◆ Figure collection entries
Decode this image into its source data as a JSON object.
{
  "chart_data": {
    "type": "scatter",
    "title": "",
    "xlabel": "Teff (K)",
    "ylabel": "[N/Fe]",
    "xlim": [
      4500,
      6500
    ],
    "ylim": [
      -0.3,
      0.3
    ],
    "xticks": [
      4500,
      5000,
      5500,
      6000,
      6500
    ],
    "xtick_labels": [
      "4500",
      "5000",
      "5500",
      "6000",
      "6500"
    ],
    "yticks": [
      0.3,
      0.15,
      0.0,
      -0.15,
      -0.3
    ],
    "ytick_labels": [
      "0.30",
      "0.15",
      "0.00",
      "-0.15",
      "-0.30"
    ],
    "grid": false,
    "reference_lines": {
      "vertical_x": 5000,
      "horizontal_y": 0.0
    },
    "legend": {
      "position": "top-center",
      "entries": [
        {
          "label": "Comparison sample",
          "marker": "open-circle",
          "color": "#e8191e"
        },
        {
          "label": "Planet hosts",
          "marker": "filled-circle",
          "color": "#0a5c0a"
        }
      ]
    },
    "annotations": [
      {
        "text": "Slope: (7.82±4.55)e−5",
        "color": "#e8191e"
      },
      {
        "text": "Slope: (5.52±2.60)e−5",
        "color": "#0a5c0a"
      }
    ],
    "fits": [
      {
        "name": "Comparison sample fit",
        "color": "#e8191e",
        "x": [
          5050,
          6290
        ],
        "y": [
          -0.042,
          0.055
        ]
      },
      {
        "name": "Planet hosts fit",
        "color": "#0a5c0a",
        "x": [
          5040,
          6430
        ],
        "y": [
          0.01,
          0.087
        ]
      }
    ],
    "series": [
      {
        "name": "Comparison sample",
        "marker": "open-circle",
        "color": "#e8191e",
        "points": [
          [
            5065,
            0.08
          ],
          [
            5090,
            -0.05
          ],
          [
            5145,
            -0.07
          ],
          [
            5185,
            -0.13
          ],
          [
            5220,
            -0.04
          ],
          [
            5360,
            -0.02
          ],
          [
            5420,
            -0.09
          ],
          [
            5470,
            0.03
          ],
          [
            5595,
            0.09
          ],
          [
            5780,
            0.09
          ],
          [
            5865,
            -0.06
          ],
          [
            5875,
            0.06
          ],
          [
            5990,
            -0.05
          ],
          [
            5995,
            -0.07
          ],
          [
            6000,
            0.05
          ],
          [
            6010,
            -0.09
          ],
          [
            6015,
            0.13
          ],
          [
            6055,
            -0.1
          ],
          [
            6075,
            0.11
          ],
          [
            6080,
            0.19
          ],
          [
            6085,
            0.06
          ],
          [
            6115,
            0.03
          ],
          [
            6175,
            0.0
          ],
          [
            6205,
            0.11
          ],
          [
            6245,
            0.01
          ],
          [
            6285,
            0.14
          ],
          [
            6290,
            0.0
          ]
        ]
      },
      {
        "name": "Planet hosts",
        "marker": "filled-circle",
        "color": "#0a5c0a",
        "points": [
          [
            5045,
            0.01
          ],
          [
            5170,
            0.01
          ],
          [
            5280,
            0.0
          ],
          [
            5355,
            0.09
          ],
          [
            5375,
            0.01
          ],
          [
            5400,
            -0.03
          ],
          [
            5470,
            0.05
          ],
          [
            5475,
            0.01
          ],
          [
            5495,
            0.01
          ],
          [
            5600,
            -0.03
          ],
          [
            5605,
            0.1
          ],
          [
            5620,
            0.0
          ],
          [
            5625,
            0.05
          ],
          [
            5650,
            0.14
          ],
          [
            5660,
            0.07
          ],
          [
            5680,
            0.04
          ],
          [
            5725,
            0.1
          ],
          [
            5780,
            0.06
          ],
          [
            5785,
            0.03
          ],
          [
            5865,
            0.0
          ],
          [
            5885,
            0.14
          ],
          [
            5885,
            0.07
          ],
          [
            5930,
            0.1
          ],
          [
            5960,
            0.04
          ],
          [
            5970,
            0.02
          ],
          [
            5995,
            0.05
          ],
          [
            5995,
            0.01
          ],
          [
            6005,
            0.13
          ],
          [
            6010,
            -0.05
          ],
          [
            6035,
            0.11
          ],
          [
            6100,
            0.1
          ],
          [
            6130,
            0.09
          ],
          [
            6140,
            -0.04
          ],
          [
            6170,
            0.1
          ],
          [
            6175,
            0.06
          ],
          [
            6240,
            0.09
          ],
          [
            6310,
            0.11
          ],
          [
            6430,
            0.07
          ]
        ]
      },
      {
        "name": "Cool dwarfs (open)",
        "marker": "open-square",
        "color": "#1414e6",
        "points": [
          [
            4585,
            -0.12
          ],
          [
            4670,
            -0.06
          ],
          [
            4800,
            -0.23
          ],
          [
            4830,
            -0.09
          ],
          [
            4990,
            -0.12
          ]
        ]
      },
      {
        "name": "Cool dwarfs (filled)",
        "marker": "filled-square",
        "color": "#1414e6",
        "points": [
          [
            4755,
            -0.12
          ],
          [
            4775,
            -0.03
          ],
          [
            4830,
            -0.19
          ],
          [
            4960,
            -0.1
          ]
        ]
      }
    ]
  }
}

◆ Stated problem
The data above must be returned in full, exactly as written.

◆ Task answer
Decode this image into its source data as a JSON object.
{
  "chart_data": {
    "type": "scatter",
    "title": "",
    "xlabel": "Teff (K)",
    "ylabel": "[N/Fe]",
    "xlim": [
      4500,
      6500
    ],
    "ylim": [
      -0.3,
      0.3
    ],
    "xticks": [
      4500,
      5000,
      5500,
      6000,
      6500
    ],
    "xtick_labels": [
      "4500",
      "5000",
      "5500",
      "6000",
      "6500"
    ],
    "yticks": [
      0.3,
      0.15,
      0.0,
      -0.15,
      -0.3
    ],
    "ytick_labels": [
      "0.30",
      "0.15",
      "0.00",
      "-0.15",
      "-0.30"
    ],
    "grid": false,
    "reference_lines": {
      "vertical_x": 5000,
      "horizontal_y": 0.0
    },
    "legend": {
      "position": "top-center",
      "entries": [
        {
          "label": "Comparison sample",
          "marker": "open-circle",
          "color": "#e8191e"
        },
        {
          "label": "Planet hosts",
          "marker": "filled-circle",
          "color": "#0a5c0a"
        }
      ]
    },
    "annotations": [
      {
        "text": "Slope: (7.82±4.55)e−5",
        "color": "#e8191e"
      },
      {
        "text": "Slope: (5.52±2.60)e−5",
        "color": "#0a5c0a"
      }
    ],
    "fits": [
      {
        "name": "Comparison sample fit",
        "color": "#e8191e",
        "x": [
          5050,
          6290
        ],
        "y": [
          -0.042,
          0.055
        ]
      },
      {
        "name": "Planet hosts fit",
        "color": "#0a5c0a",
        "x": [
          5040,
          6430
        ],
        "y": [
          0.01,
          0.087
        ]
      }
    ],
    "series": [
      {
        "name": "Comparison sample",
        "marker": "open-circle",
        "color": "#e8191e",
        "points": [
          [
            5065,
            0.08
          ],
          [
            5090,
            -0.05
          ],
          [
            5145,
            -0.07
          ],
          [
            5185,
            -0.13
          ],
          [
            5220,
            -0.04
          ],
          [
            5360,
            -0.02
          ],
          [
            5420,
            -0.09
          ],
          [
            5470,
            0.03
          ],
          [
            5595,
            0.09
          ],
          [
            5780,
            0.09
          ],
          [
            5865,
            -0.06
          ],
          [
            5875,
            0.06
          ],
          [
            5990,
            -0.05
          ],
          [
            5995,
            -0.07
          ],
          [
            6000,
            0.05
          ],
          [
            6010,
            -0.09
          ],
          [
            6015,
            0.13
          ],
          [
            6055,
            -0.1
          ],
          [
            6075,
            0.11
          ],
          [
            6080,
            0.19
          ],
          [
            6085,
            0.06
          ],
          [
            6115,
            0.03
          ],
          [
            6175,
            0.0
          ],
          [
            6205,
            0.11
          ],
          [
            6245,
            0.01
          ],
          [
            6285,
            0.14
          ],
          [
            6290,
            0.0
          ]
        ]
      },
      {
        "name": "Planet hosts",
        "marker": "filled-circle",
        "color": "#0a5c0a",
        "points": [
          [
            5045,
            0.01
          ],
          [
            5170,
            0.01
          ],
          [
            5280,
            0.0
          ],
          [
            5355,
            0.09
          ],
          [
            5375,
            0.01
          ],
          [
            5400,
            -0.03
          ],
          [
            5470,
            0.05
          ],
          [
            5475,
            0.01
          ],
          [
            5495,
            0.01
          ],
          [
            5600,
            -0.03
          ],
          [
            5605,
            0.1
          ],
          [
            5620,
            0.0
          ],
          [
            5625,
            0.05
          ],
          [
            5650,
            0.14
          ],
          [
            5660,
            0.07
          ],
          [
            5680,
            0.04
          ],
          [
            5725,
            0.1
          ],
          [
            5780,
            0.06
          ],
          [
            5785,
            0.03
          ],
          [
            5865,
            0.0
          ],
          [
            5885,
            0.14
          ],
          [
            5885,
            0.07
          ],
          [
            5930,
            0.1
          ],
          [
            5960,
            0.04
          ],
          [
            5970,
            0.02
          ],
          [
            5995,
            0.05
          ],
          [
            5995,
            0.01
          ],
          [
            6005,
            0.13
          ],
          [
            6010,
            -0.05
          ],
          [
            6035,
            0.11
          ],
          [
            6100,
            0.1
          ],
          [
            6130,
            0.09
          ],
          [
            6140,
            -0.04
          ],
          [
            6170,
            0.1
          ],
          [
            6175,
            0.06
          ],
          [
            6240,
            0.09
          ],
          [
            6310,
            0.11
          ],
          [
            6430,
            0.07
          ]
        ]
      },
      {
        "name": "Cool dwarfs (open)",
        "marker": "open-square",
        "color": "#1414e6",
        "points": [
          [
            4585,
            -0.12
          ],
          [
            4670,
            -0.06
          ],
          [
            4800,
            -0.23
          ],
          [
            4830,
            -0.09
          ],
          [
            4990,
            -0.12
          ]
        ]
      },
      {
        "name": "Cool dwarfs (filled)",
        "marker": "filled-square",
        "color": "#1414e6",
        "points": [
          [
            4755,
            -0.12
          ],
          [
            4775,
            -0.03
          ],
          [
            4830,
            -0.19
          ],
          [
            4960,
            -0.1
          ]
        ]
      }
    ]
  }
}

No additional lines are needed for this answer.